+++ GIVEN DATA

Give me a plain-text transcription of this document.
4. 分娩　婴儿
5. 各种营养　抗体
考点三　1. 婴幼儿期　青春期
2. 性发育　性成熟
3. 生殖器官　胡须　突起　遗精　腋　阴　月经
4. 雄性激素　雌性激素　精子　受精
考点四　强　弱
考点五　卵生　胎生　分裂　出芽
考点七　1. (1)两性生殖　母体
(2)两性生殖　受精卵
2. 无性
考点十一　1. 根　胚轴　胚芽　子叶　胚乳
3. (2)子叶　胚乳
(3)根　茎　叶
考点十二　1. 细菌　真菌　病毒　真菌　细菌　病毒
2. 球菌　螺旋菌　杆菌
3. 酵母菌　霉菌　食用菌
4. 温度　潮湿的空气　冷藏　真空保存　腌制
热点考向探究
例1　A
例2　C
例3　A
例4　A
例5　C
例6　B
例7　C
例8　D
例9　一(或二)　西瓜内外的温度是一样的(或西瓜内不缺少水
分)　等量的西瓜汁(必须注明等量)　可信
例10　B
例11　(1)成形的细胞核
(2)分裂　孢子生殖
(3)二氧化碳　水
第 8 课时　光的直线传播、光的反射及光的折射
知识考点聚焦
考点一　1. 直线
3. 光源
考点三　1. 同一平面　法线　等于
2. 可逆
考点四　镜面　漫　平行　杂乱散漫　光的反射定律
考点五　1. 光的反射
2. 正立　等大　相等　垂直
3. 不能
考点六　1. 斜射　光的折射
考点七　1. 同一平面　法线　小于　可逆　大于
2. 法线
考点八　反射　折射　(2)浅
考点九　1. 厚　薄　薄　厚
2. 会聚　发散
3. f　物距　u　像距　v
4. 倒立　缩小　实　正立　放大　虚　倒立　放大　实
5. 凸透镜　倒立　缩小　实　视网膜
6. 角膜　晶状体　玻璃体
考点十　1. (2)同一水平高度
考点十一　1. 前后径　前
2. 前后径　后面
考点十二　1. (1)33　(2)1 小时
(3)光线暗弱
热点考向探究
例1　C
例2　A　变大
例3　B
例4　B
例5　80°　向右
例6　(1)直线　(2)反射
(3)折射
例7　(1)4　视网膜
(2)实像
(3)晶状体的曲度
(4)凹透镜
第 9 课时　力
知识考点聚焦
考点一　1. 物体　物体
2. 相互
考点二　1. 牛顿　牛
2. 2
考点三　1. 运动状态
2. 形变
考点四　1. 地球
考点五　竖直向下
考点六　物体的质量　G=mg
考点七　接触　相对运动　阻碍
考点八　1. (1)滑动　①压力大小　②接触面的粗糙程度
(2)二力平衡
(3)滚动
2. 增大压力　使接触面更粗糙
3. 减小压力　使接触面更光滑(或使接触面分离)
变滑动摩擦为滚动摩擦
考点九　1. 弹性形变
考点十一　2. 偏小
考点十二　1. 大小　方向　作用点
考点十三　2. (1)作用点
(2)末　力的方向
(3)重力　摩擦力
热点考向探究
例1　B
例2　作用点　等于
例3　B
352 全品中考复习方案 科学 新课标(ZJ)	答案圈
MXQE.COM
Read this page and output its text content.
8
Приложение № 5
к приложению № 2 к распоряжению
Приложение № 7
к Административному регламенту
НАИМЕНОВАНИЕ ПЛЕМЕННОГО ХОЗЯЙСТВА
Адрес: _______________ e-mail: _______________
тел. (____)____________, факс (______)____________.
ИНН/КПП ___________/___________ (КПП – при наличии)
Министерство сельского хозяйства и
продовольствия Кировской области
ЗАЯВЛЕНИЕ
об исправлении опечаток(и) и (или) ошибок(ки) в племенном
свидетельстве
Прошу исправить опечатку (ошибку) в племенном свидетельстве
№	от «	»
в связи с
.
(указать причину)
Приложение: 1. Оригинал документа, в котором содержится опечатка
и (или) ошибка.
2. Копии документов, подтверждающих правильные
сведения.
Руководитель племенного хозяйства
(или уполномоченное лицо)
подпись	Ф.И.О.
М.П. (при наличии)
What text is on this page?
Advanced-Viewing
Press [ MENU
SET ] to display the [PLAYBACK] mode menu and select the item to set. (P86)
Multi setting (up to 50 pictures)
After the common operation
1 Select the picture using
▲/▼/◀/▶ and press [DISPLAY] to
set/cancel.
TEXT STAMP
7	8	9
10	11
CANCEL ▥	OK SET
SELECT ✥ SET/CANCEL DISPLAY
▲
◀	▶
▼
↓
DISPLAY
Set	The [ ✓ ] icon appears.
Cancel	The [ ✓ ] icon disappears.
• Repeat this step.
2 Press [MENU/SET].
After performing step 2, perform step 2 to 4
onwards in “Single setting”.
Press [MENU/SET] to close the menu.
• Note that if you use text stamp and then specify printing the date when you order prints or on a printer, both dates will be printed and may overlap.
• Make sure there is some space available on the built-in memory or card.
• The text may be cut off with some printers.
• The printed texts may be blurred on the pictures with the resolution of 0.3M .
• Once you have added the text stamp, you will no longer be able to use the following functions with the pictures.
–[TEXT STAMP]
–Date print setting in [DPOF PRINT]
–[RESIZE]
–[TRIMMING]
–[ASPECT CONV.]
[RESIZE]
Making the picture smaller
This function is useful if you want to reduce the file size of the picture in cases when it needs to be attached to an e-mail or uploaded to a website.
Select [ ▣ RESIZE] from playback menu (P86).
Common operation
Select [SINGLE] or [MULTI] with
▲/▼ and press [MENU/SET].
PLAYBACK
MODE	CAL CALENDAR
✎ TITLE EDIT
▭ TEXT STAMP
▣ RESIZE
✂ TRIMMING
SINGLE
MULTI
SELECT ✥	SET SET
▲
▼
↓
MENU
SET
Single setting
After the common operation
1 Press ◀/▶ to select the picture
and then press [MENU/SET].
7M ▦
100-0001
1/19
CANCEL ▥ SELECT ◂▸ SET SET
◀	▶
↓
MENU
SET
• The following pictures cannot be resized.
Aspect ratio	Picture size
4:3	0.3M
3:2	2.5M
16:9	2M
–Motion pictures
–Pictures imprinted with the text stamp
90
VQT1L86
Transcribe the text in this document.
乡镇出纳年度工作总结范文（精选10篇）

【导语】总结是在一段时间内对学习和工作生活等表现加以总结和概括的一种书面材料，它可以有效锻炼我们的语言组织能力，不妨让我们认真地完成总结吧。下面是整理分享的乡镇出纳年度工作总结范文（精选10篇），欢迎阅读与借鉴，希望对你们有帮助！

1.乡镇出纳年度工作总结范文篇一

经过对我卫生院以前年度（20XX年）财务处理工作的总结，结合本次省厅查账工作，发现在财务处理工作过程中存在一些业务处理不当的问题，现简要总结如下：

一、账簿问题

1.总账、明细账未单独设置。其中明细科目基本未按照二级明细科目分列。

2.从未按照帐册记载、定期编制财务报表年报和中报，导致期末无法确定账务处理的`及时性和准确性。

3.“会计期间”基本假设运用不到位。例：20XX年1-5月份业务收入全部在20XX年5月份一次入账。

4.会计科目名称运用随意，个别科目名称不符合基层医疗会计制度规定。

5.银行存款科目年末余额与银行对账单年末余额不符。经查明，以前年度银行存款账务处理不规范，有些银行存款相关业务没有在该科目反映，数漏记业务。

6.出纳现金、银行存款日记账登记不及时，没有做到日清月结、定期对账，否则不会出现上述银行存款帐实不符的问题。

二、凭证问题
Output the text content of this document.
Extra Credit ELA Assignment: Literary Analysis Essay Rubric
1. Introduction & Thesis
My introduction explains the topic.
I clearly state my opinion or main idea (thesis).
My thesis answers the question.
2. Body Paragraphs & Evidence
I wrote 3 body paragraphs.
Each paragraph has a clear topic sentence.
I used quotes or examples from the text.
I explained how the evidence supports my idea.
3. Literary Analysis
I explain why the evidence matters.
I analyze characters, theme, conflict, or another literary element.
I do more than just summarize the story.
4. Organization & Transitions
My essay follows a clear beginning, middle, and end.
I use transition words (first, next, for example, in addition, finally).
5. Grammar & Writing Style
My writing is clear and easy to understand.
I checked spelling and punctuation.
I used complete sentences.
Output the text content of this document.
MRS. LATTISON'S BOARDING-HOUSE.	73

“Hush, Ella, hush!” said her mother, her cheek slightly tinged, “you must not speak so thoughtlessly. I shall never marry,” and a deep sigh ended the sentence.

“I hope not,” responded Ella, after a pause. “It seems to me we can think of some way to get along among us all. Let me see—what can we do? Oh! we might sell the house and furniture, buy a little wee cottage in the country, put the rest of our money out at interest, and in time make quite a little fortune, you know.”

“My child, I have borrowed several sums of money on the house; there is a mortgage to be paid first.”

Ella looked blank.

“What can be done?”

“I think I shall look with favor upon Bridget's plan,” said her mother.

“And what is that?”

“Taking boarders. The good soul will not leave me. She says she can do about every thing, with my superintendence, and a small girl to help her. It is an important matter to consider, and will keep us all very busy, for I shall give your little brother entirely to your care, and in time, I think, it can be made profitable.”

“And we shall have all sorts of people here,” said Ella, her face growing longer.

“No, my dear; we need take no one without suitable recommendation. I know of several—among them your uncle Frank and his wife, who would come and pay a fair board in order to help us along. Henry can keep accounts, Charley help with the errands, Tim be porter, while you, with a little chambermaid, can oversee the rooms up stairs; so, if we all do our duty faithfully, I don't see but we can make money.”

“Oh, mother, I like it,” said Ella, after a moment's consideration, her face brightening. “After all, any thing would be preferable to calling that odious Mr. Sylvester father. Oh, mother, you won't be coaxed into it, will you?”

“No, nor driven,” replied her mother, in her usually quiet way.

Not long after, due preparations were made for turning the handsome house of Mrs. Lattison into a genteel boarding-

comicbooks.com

++++++

* GIVEN INSTRUCTION: From the entries, report each line that includes the word "face".

* TASK RESPONSE:
“And we shall have all sorts of people here,” said Ella, her face growing longer.
“Oh, mother, I like it,” said Ella, after a moment's consideration, her face brightening. “After all, any thing would be preferable to calling that odious Mr. Sylvester father. Oh, mother, you won't be coaxed into it, will you?”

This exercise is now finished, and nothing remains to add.